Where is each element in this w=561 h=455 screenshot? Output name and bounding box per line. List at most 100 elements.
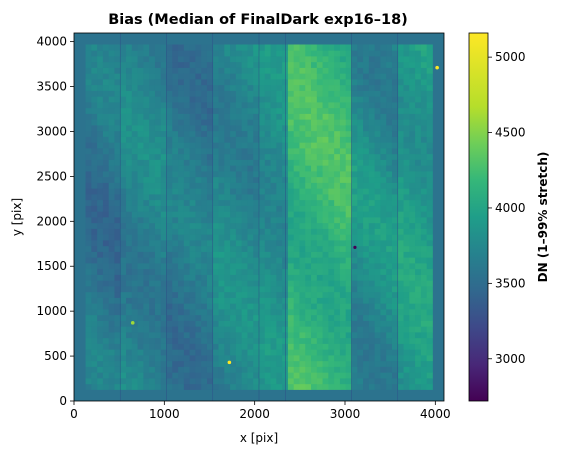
image-cell [287,263,295,270]
image-cell [102,222,110,229]
image-cell [368,240,376,247]
image-cell [178,251,185,258]
image-cell [259,234,266,241]
image-cell [143,119,150,126]
image-cell [415,372,422,379]
image-cell [374,251,381,258]
image-cell [178,148,185,155]
image-cell [149,205,156,212]
image-cell [178,84,185,91]
image-cell [206,142,214,149]
image-cell [363,245,370,252]
image-cell [91,79,98,86]
image-cell [224,159,231,166]
y-tick-label: 0 [59,394,67,408]
image-cell [380,234,387,241]
image-cell [415,217,422,224]
image-cell [91,320,98,327]
image-cell [299,171,306,178]
image-cell [143,366,150,373]
image-cell [183,102,191,109]
image-cell [397,257,404,264]
image-cell [149,251,156,258]
image-cell [334,378,341,385]
image-cell [149,50,156,57]
image-cell [114,372,121,379]
image-cell [160,320,167,327]
image-cell [299,263,306,270]
image-cell [247,314,254,321]
image-cell [287,176,295,183]
image-cell [397,102,404,109]
image-cell [235,205,243,212]
image-cell [380,90,387,97]
image-cell [391,337,399,344]
image-cell [386,211,393,218]
image-cell [253,50,260,57]
image-cell [137,107,144,114]
image-cell [230,107,237,114]
image-cell [339,303,347,310]
image-cell [380,165,387,172]
image-cell [195,148,202,155]
image-cell [212,125,219,132]
image-cell [143,194,150,201]
image-cell [334,251,341,258]
image-cell [154,303,162,310]
image-cell [172,125,179,132]
image-cell [316,119,323,126]
image-cell [218,67,225,74]
image-cell [91,102,98,109]
image-cell [195,251,202,258]
image-cell [97,217,104,224]
image-cell [363,136,370,143]
image-cell [172,205,179,212]
image-cell [426,337,433,344]
image-cell [264,113,271,120]
image-cell [91,251,98,258]
image-cell [259,165,266,172]
image-cell [143,343,150,350]
image-cell [102,56,110,63]
image-cell [131,125,138,132]
image-cell [374,199,381,206]
image-cell [351,73,358,80]
image-cell [403,291,410,298]
image-cell [241,286,248,293]
image-cell [374,107,381,114]
image-cell [368,291,376,298]
image-cell [426,309,433,316]
image-cell [311,240,318,247]
image-cell [102,199,110,206]
image-cell [305,56,312,63]
image-cell [120,303,127,310]
image-cell [166,257,173,264]
image-cell [270,291,277,298]
image-cell [311,378,318,385]
image-cell [322,320,329,327]
image-cell [287,286,295,293]
image-cell [276,130,283,137]
image-cell [386,61,393,68]
image-cell [397,245,404,252]
image-cell [322,119,329,126]
image-cell [126,320,133,327]
image-cell [420,366,428,373]
image-cell [235,79,243,86]
image-cell [397,90,404,97]
image-cell [108,67,115,74]
image-cell [316,383,323,390]
image-cell [339,286,347,293]
image-cell [195,378,202,385]
image-cell [206,188,214,195]
image-cell [235,148,243,155]
image-cell [311,314,318,321]
image-cell [322,56,329,63]
image-cell [420,136,428,143]
image-cell [415,142,422,149]
image-cell [293,73,300,80]
image-cell [403,136,410,143]
image-cell [172,280,179,287]
image-cell [374,234,381,241]
image-cell [426,130,433,137]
□ □ □ □ □
§ What needs to be done: Convert every line of the records above into a JSON array of strings, with one string per line and blank lines skipped. Leave the pictures out.

§ Result of the exercise:
[
  "Where is each element in this w=561 h=455 screenshot? Output name and bounding box per line. List at most 100 elements.",
  "image-cell [287,263,295,270]",
  "image-cell [102,222,110,229]",
  "image-cell [368,240,376,247]",
  "image-cell [178,251,185,258]",
  "image-cell [259,234,266,241]",
  "image-cell [143,119,150,126]",
  "image-cell [415,372,422,379]",
  "image-cell [374,251,381,258]",
  "image-cell [178,148,185,155]",
  "image-cell [149,205,156,212]",
  "image-cell [178,84,185,91]",
  "image-cell [206,142,214,149]",
  "image-cell [363,245,370,252]",
  "image-cell [91,79,98,86]",
  "image-cell [224,159,231,166]",
  "y-tick-label: 0 [59,394,67,408]",
  "image-cell [380,234,387,241]",
  "image-cell [415,217,422,224]",
  "image-cell [91,320,98,327]",
  "image-cell [299,171,306,178]",
  "image-cell [143,366,150,373]",
  "image-cell [183,102,191,109]",
  "image-cell [397,257,404,264]",
  "image-cell [149,251,156,258]",
  "image-cell [334,378,341,385]",
  "image-cell [149,50,156,57]",
  "image-cell [114,372,121,379]",
  "image-cell [160,320,167,327]",
  "image-cell [299,263,306,270]",
  "image-cell [247,314,254,321]",
  "image-cell [287,176,295,183]",
  "image-cell [397,102,404,109]",
  "image-cell [235,205,243,212]",
  "image-cell [380,90,387,97]",
  "image-cell [391,337,399,344]",
  "image-cell [386,211,393,218]",
  "image-cell [253,50,260,57]",
  "image-cell [137,107,144,114]",
  "image-cell [230,107,237,114]",
  "image-cell [339,303,347,310]",
  "image-cell [380,165,387,172]",
  "image-cell [195,148,202,155]",
  "image-cell [212,125,219,132]",
  "image-cell [143,194,150,201]",
  "image-cell [334,251,341,258]",
  "image-cell [154,303,162,310]",
  "image-cell [172,125,179,132]",
  "image-cell [316,119,323,126]",
  "image-cell [218,67,225,74]",
  "image-cell [91,102,98,109]",
  "image-cell [195,251,202,258]",
  "image-cell [97,217,104,224]",
  "image-cell [363,136,370,143]",
  "image-cell [172,205,179,212]",
  "image-cell [426,337,433,344]",
  "image-cell [264,113,271,120]",
  "image-cell [91,251,98,258]",
  "image-cell [259,165,266,172]",
  "image-cell [143,343,150,350]",
  "image-cell [102,56,110,63]",
  "image-cell [131,125,138,132]",
  "image-cell [374,199,381,206]",
  "image-cell [351,73,358,80]",
  "image-cell [403,291,410,298]",
  "image-cell [241,286,248,293]",
  "image-cell [374,107,381,114]",
  "image-cell [368,291,376,298]",
  "image-cell [426,309,433,316]",
  "image-cell [311,240,318,247]",
  "image-cell [102,199,110,206]",
  "image-cell [305,56,312,63]",
  "image-cell [120,303,127,310]",
  "image-cell [166,257,173,264]",
  "image-cell [270,291,277,298]",
  "image-cell [311,378,318,385]",
  "image-cell [322,320,329,327]",
  "image-cell [287,286,295,293]",
  "image-cell [276,130,283,137]",
  "image-cell [386,61,393,68]",
  "image-cell [397,245,404,252]",
  "image-cell [322,119,329,126]",
  "image-cell [126,320,133,327]",
  "image-cell [420,366,428,373]",
  "image-cell [235,79,243,86]",
  "image-cell [397,90,404,97]",
  "image-cell [108,67,115,74]",
  "image-cell [316,383,323,390]",
  "image-cell [339,286,347,293]",
  "image-cell [195,378,202,385]",
  "image-cell [206,188,214,195]",
  "image-cell [235,148,243,155]",
  "image-cell [311,314,318,321]",
  "image-cell [322,56,329,63]",
  "image-cell [420,136,428,143]",
  "image-cell [415,142,422,149]",
  "image-cell [293,73,300,80]",
  "image-cell [403,136,410,143]",
  "image-cell [172,280,179,287]",
  "image-cell [374,234,381,241]",
  "image-cell [426,130,433,137]"
]